**The exercise:** Show each line of the data below that has the string "text" in it.

Dataset items
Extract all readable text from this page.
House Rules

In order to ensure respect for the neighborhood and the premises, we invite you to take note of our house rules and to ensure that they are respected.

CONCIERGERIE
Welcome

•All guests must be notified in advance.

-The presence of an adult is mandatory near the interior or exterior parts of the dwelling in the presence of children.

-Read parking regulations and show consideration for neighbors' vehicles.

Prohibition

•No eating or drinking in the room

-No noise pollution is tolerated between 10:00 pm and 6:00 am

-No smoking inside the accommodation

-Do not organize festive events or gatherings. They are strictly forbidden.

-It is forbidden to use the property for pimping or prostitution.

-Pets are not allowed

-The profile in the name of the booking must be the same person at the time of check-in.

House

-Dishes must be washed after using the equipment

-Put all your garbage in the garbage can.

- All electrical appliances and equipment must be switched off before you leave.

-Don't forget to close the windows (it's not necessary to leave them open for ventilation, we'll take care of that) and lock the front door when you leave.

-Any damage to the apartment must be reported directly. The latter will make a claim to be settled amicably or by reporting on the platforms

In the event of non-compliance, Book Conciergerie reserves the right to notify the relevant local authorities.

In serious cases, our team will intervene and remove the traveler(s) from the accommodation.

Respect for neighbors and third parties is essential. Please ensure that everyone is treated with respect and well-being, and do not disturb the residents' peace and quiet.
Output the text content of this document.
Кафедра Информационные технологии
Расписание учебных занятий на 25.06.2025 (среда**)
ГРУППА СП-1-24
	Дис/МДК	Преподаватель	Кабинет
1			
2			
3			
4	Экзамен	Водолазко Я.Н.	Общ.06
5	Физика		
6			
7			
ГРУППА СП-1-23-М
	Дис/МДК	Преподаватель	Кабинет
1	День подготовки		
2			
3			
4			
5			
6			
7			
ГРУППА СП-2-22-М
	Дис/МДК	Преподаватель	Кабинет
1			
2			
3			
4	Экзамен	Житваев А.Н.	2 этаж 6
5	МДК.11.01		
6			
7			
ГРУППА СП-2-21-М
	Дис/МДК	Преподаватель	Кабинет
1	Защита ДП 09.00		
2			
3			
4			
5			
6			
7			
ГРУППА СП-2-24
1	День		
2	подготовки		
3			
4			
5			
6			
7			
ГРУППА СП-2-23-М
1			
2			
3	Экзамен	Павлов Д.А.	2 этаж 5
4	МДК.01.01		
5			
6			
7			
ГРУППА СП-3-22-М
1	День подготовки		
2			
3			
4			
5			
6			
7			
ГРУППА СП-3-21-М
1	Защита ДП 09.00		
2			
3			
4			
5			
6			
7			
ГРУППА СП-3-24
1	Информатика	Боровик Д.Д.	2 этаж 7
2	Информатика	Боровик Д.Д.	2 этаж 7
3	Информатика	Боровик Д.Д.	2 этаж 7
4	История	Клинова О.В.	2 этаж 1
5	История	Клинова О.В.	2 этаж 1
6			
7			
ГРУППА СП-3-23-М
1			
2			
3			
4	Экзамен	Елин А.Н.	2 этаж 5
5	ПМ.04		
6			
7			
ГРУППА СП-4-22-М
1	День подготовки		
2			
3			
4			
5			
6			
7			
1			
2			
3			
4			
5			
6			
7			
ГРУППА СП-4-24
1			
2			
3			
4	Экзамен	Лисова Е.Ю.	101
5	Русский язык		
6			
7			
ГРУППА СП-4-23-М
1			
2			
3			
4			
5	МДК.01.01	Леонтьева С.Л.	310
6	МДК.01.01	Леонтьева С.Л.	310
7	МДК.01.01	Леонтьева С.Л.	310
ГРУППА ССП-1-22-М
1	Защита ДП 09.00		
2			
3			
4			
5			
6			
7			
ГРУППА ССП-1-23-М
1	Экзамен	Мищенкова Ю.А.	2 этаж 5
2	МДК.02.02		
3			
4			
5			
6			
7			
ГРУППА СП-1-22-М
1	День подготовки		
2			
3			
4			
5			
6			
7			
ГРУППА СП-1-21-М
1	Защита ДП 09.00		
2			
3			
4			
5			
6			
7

**Solved exercise:**
Extract all readable text from this page.
Output the text content of this document.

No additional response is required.